_Task requirements_.
Copy out each line of the material below that holds the string "документы".

_Records provided_.
+-------+
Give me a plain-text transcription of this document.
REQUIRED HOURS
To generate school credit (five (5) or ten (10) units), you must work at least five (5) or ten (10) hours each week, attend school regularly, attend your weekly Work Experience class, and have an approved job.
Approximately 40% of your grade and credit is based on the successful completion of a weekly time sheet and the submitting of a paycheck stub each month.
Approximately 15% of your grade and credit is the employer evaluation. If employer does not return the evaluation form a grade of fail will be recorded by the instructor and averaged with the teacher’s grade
+-------+
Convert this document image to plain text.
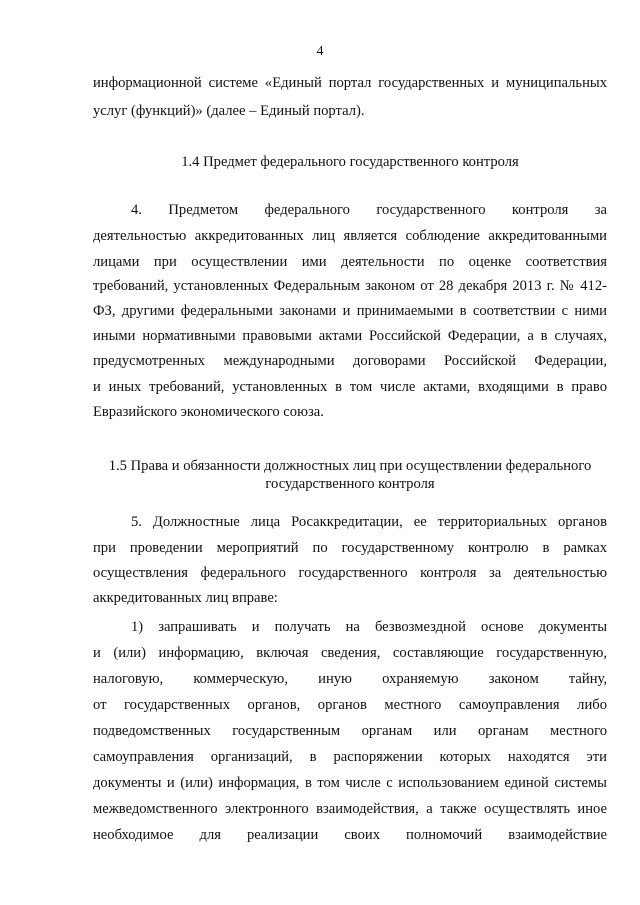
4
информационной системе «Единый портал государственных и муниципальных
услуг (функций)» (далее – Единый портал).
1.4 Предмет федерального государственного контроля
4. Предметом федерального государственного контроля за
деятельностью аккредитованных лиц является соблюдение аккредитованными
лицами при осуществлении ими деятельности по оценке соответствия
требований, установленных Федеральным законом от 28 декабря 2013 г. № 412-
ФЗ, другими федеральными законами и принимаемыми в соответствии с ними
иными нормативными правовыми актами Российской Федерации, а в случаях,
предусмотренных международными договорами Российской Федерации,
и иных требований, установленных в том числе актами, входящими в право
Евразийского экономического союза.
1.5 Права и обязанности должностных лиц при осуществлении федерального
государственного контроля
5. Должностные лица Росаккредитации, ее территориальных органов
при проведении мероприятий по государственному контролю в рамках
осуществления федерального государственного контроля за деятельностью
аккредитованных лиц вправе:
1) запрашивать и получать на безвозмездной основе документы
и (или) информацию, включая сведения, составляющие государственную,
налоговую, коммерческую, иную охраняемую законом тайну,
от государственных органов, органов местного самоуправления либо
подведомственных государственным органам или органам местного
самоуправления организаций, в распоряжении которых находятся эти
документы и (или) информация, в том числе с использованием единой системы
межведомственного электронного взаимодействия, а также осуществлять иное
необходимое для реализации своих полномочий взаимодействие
+-------+
_Solution_.
1) запрашивать и получать на безвозмездной основе документы
документы и (или) информация, в том числе с использованием единой системы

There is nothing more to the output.